- **WHAT YOU HAVE TO DO**:
Keep the pictures out of the copy and print all the entries below exactly.

- **MATERIAL FOR THIS TASK**:
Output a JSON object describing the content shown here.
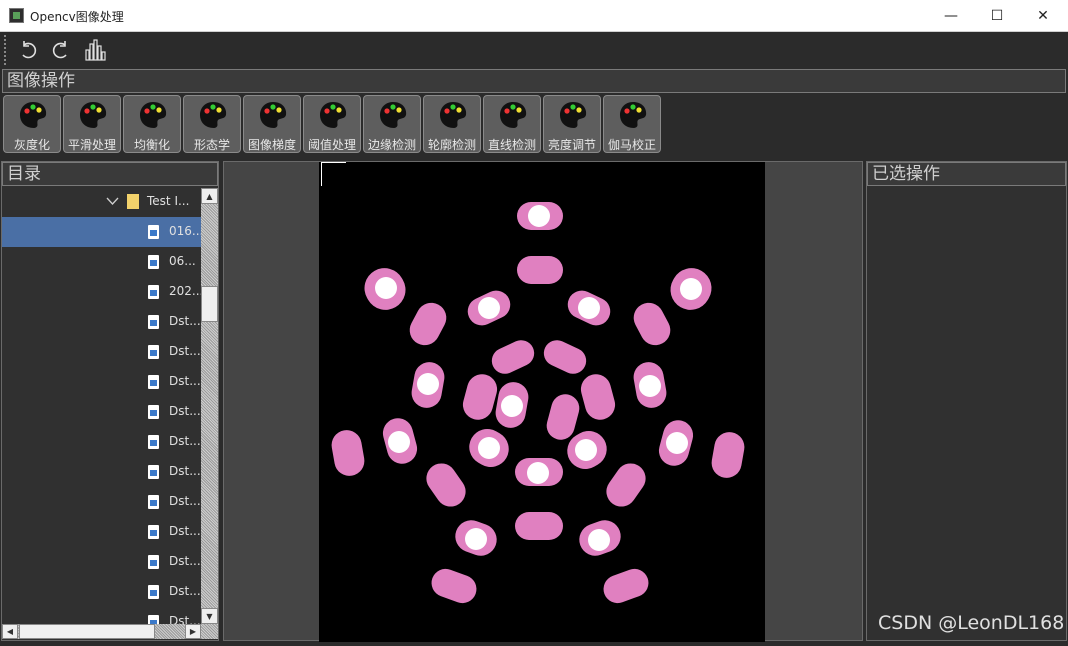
{
  "window": {
    "title": "Opencv图像处理",
    "minimize_glyph": "—",
    "maximize_glyph": "☐",
    "close_glyph": "✕"
  },
  "toolbar": {
    "undo_icon": "undo-icon",
    "redo_icon": "redo-icon",
    "histogram_icon": "histogram-icon"
  },
  "sections": {
    "operations_title": "图像操作",
    "directory_title": "目录",
    "selected_title": "已选操作"
  },
  "operations": [
    {
      "label": "灰度化"
    },
    {
      "label": "平滑处理"
    },
    {
      "label": "均衡化"
    },
    {
      "label": "形态学"
    },
    {
      "label": "图像梯度"
    },
    {
      "label": "阈值处理"
    },
    {
      "label": "边缘检测"
    },
    {
      "label": "轮廓检测"
    },
    {
      "label": "直线检测"
    },
    {
      "label": "亮度调节"
    },
    {
      "label": "伽马校正"
    }
  ],
  "tree": {
    "folder": {
      "label": "Test I...",
      "icon": "folder-icon"
    },
    "files": [
      {
        "label": "016...",
        "selected": true
      },
      {
        "label": "06..."
      },
      {
        "label": "202..."
      },
      {
        "label": "Dst..."
      },
      {
        "label": "Dst..."
      },
      {
        "label": "Dst..."
      },
      {
        "label": "Dst..."
      },
      {
        "label": "Dst..."
      },
      {
        "label": "Dst..."
      },
      {
        "label": "Dst..."
      },
      {
        "label": "Dst..."
      },
      {
        "label": "Dst..."
      },
      {
        "label": "Dst..."
      },
      {
        "label": "Dst..."
      }
    ]
  },
  "colors": {
    "accent_selected": "#4a6fa5",
    "blob_pink": "#e080c0",
    "blob_core": "#ffffff",
    "canvas_bg": "#000000",
    "viewer_bg": "#454545"
  },
  "watermark": "CSDN @LeonDL168"
}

- **RESPONSE TO THE TASK**:
Output a JSON object describing the content shown here.
{
  "window": {
    "title": "Opencv图像处理",
    "minimize_glyph": "—",
    "maximize_glyph": "☐",
    "close_glyph": "✕"
  },
  "toolbar": {
    "undo_icon": "undo-icon",
    "redo_icon": "redo-icon",
    "histogram_icon": "histogram-icon"
  },
  "sections": {
    "operations_title": "图像操作",
    "directory_title": "目录",
    "selected_title": "已选操作"
  },
  "operations": [
    {
      "label": "灰度化"
    },
    {
      "label": "平滑处理"
    },
    {
      "label": "均衡化"
    },
    {
      "label": "形态学"
    },
    {
      "label": "图像梯度"
    },
    {
      "label": "阈值处理"
    },
    {
      "label": "边缘检测"
    },
    {
      "label": "轮廓检测"
    },
    {
      "label": "直线检测"
    },
    {
      "label": "亮度调节"
    },
    {
      "label": "伽马校正"
    }
  ],
  "tree": {
    "folder": {
      "label": "Test I...",
      "icon": "folder-icon"
    },
    "files": [
      {
        "label": "016...",
        "selected": true
      },
      {
        "label": "06..."
      },
      {
        "label": "202..."
      },
      {
        "label": "Dst..."
      },
      {
        "label": "Dst..."
      },
      {
        "label": "Dst..."
      },
      {
        "label": "Dst..."
      },
      {
        "label": "Dst..."
      },
      {
        "label": "Dst..."
      },
      {
        "label": "Dst..."
      },
      {
        "label": "Dst..."
      },
      {
        "label": "Dst..."
      },
      {
        "label": "Dst..."
      },
      {
        "label": "Dst..."
      }
    ]
  },
  "colors": {
    "accent_selected": "#4a6fa5",
    "blob_pink": "#e080c0",
    "blob_core": "#ffffff",
    "canvas_bg": "#000000",
    "viewer_bg": "#454545"
  },
  "watermark": "CSDN @LeonDL168"
}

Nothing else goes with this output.